== Extracted entries

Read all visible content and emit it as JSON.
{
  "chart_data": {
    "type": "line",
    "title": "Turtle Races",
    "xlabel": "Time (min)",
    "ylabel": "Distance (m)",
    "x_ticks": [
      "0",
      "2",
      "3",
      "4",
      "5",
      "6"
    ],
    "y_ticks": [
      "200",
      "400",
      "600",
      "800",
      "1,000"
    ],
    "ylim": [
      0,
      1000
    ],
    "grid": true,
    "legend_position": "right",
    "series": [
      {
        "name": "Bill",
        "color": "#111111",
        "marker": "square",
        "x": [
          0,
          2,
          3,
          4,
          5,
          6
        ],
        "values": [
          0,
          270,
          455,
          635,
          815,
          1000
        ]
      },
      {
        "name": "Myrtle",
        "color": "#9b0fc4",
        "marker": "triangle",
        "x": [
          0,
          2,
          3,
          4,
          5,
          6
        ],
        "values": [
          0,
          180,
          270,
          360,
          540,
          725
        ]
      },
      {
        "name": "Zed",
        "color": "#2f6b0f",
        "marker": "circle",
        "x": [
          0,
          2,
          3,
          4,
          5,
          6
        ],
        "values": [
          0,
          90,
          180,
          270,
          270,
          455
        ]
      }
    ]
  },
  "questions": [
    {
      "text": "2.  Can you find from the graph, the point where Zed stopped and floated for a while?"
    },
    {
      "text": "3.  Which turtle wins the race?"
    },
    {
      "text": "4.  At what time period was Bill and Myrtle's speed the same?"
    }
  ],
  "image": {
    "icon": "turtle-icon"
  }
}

====

*Your goal:* Return every record above exactly as it appears.

*Completed exercise:*
Read all visible content and emit it as JSON.
{
  "chart_data": {
    "type": "line",
    "title": "Turtle Races",
    "xlabel": "Time (min)",
    "ylabel": "Distance (m)",
    "x_ticks": [
      "0",
      "2",
      "3",
      "4",
      "5",
      "6"
    ],
    "y_ticks": [
      "200",
      "400",
      "600",
      "800",
      "1,000"
    ],
    "ylim": [
      0,
      1000
    ],
    "grid": true,
    "legend_position": "right",
    "series": [
      {
        "name": "Bill",
        "color": "#111111",
        "marker": "square",
        "x": [
          0,
          2,
          3,
          4,
          5,
          6
        ],
        "values": [
          0,
          270,
          455,
          635,
          815,
          1000
        ]
      },
      {
        "name": "Myrtle",
        "color": "#9b0fc4",
        "marker": "triangle",
        "x": [
          0,
          2,
          3,
          4,
          5,
          6
        ],
        "values": [
          0,
          180,
          270,
          360,
          540,
          725
        ]
      },
      {
        "name": "Zed",
        "color": "#2f6b0f",
        "marker": "circle",
        "x": [
          0,
          2,
          3,
          4,
          5,
          6
        ],
        "values": [
          0,
          90,
          180,
          270,
          270,
          455
        ]
      }
    ]
  },
  "questions": [
    {
      "text": "2.  Can you find from the graph, the point where Zed stopped and floated for a while?"
    },
    {
      "text": "3.  Which turtle wins the race?"
    },
    {
      "text": "4.  At what time period was Bill and Myrtle's speed the same?"
    }
  ],
  "image": {
    "icon": "turtle-icon"
  }
}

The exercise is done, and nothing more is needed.